▶ Set problem
Find the line containing "Convert this screenshot" in the material below; copy that line and all following lines exactly.

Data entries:
⁂

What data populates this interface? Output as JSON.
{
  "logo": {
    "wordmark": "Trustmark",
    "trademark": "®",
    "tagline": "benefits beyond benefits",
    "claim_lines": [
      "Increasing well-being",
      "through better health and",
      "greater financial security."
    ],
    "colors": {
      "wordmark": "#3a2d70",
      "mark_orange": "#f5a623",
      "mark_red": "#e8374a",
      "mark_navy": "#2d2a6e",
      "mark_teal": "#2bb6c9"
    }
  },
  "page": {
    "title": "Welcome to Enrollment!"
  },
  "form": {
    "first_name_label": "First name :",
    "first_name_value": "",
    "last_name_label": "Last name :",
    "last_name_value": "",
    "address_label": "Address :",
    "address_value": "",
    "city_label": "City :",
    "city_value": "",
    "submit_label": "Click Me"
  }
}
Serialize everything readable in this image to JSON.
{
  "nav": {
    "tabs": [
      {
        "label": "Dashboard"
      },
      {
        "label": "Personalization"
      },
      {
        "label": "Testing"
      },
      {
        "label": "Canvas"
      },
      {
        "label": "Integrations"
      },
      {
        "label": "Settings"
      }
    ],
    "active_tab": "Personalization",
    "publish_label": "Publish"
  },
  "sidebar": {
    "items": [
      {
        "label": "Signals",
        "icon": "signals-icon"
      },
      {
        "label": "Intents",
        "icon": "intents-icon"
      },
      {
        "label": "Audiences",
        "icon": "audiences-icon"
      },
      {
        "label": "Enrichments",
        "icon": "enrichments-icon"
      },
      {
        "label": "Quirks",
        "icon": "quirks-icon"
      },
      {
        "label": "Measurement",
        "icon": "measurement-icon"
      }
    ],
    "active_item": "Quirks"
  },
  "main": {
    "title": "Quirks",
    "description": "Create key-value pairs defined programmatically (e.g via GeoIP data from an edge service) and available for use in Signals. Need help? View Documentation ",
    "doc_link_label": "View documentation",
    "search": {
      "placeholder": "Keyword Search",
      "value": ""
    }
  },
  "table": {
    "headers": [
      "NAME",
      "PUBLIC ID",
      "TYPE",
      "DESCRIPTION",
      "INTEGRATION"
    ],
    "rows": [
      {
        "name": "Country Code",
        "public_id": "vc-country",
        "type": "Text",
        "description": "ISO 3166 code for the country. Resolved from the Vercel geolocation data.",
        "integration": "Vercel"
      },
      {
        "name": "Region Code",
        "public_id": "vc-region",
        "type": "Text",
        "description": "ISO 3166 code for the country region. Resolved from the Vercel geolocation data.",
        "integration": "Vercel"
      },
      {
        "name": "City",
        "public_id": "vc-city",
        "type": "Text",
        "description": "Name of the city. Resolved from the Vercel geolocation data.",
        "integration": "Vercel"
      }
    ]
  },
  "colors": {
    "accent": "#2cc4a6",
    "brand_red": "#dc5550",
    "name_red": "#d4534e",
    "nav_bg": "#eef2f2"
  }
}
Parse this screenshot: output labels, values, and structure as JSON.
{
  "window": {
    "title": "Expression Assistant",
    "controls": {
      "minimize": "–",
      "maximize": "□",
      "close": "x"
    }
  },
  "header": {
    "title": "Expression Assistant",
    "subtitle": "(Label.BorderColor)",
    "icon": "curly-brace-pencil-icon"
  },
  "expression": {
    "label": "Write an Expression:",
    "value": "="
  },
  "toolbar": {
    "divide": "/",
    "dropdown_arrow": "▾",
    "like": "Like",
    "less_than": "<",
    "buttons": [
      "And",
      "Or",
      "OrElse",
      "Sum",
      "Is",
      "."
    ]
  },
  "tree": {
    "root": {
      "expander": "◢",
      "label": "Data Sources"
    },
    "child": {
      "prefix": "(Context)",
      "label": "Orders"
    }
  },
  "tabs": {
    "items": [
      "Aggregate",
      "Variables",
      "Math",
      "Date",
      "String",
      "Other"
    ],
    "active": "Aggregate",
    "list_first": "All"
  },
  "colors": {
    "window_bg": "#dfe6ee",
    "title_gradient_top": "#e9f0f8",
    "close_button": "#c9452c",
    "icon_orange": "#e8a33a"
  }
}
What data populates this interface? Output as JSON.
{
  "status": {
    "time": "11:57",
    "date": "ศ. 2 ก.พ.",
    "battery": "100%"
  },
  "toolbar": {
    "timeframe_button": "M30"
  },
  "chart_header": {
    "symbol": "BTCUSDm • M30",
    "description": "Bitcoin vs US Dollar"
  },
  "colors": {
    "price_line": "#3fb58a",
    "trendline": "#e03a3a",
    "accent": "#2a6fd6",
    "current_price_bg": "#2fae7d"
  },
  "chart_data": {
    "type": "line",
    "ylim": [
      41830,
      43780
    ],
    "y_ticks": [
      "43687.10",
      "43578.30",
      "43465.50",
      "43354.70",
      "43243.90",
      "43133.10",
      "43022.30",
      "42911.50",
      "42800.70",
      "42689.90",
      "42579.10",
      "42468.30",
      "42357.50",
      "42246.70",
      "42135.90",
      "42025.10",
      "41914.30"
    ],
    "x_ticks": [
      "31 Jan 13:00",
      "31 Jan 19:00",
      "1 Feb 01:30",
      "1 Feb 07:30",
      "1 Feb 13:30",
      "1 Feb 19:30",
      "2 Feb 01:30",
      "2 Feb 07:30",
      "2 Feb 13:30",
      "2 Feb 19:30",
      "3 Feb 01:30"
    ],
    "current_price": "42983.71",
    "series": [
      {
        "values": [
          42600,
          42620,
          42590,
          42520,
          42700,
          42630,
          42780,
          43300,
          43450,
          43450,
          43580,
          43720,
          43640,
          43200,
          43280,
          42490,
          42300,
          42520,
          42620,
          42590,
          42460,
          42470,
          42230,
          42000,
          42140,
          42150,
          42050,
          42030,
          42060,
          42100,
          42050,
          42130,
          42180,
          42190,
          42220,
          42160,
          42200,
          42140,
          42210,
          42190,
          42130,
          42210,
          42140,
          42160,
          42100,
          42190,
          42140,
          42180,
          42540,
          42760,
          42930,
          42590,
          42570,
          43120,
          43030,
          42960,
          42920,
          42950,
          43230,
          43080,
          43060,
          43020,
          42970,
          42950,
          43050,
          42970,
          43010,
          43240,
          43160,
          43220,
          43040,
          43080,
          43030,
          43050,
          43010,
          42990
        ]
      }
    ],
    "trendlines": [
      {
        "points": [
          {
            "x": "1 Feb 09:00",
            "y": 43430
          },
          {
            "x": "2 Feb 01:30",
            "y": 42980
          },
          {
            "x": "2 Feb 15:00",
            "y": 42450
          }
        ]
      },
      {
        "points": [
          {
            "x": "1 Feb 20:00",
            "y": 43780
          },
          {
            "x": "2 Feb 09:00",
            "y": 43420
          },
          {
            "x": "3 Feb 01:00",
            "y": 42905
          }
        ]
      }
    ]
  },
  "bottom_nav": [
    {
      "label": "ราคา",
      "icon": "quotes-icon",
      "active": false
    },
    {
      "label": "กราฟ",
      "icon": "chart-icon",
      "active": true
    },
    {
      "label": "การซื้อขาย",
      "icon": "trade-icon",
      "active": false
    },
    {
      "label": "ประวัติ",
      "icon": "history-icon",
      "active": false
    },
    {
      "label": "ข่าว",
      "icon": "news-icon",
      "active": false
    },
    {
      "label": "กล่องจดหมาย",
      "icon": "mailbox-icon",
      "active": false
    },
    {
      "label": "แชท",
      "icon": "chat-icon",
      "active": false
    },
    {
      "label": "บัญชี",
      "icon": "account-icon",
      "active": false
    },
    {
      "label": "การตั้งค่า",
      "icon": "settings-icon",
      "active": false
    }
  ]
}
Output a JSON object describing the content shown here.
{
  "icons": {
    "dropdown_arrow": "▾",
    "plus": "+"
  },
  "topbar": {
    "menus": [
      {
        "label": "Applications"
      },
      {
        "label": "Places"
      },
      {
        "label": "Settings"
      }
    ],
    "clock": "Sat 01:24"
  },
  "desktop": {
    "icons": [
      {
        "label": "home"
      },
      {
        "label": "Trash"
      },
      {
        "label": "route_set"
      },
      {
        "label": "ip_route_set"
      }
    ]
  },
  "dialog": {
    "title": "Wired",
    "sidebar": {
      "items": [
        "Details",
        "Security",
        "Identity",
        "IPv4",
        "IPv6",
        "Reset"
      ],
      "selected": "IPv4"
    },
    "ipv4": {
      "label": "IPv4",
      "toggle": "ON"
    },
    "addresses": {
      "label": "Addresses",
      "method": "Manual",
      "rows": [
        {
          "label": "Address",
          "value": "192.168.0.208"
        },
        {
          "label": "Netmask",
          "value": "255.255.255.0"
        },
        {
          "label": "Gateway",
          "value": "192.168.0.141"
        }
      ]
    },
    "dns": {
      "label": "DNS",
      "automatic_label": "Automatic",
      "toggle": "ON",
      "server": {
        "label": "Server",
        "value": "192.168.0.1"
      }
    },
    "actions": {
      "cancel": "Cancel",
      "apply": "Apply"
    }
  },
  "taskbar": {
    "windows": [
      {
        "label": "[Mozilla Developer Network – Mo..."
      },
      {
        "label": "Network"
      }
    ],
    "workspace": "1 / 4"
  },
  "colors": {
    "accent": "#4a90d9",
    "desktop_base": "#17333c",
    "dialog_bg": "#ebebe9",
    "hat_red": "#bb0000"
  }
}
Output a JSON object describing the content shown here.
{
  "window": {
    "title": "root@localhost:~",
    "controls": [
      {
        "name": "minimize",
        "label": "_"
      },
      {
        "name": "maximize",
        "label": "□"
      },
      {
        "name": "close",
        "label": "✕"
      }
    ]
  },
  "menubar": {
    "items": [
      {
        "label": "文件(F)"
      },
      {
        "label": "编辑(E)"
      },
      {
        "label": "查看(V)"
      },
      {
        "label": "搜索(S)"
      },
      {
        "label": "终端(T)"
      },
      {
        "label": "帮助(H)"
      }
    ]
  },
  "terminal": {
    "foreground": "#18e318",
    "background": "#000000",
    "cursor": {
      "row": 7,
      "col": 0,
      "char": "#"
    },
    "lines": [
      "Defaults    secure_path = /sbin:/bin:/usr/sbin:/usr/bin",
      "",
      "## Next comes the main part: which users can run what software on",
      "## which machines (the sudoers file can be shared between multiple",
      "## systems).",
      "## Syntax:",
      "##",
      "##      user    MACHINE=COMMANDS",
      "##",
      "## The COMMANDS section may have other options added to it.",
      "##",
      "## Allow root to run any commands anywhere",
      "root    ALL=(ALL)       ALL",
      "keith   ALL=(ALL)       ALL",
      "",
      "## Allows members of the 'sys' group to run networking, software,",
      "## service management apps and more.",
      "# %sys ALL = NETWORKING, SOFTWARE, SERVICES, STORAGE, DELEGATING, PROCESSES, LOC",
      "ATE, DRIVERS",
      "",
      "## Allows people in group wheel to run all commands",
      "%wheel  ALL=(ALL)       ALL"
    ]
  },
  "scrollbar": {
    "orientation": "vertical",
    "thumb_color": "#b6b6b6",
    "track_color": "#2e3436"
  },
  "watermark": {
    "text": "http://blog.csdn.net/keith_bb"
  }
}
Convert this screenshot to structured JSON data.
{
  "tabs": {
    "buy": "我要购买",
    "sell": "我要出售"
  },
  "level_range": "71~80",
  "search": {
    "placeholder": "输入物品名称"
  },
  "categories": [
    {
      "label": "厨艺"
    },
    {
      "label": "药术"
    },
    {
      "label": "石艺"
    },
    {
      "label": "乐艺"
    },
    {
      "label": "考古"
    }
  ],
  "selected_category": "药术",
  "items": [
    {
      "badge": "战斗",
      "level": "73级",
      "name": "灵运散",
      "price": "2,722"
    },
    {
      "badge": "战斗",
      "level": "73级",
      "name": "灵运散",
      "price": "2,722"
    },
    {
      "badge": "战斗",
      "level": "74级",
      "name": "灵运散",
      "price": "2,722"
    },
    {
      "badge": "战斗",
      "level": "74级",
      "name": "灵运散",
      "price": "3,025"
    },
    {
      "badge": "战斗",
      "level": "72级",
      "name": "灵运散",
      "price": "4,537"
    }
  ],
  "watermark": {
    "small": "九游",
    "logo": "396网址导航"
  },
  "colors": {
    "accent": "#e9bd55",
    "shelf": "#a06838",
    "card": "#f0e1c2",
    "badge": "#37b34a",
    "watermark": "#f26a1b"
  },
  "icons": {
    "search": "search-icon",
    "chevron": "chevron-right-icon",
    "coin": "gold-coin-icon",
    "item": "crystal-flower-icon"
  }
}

⁂

▶ Solution
Convert this screenshot to structured JSON data.
{
  "tabs": {
    "buy": "我要购买",
    "sell": "我要出售"
  },
  "level_range": "71~80",
  "search": {
    "placeholder": "输入物品名称"
  },
  "categories": [
    {
      "label": "厨艺"
    },
    {
      "label": "药术"
    },
    {
      "label": "石艺"
    },
    {
      "label": "乐艺"
    },
    {
      "label": "考古"
    }
  ],
  "selected_category": "药术",
  "items": [
    {
      "badge": "战斗",
      "level": "73级",
      "name": "灵运散",
      "price": "2,722"
    },
    {
      "badge": "战斗",
      "level": "73级",
      "name": "灵运散",
      "price": "2,722"
    },
    {
      "badge": "战斗",
      "level": "74级",
      "name": "灵运散",
      "price": "2,722"
    },
    {
      "badge": "战斗",
      "level": "74级",
      "name": "灵运散",
      "price": "3,025"
    },
    {
      "badge": "战斗",
      "level": "72级",
      "name": "灵运散",
      "price": "4,537"
    }
  ],
  "watermark": {
    "small": "九游",
    "logo": "396网址导航"
  },
  "colors": {
    "accent": "#e9bd55",
    "shelf": "#a06838",
    "card": "#f0e1c2",
    "badge": "#37b34a",
    "watermark": "#f26a1b"
  },
  "icons": {
    "search": "search-icon",
    "chevron": "chevron-right-icon",
    "coin": "gold-coin-icon",
    "item": "crystal-flower-icon"
  }
}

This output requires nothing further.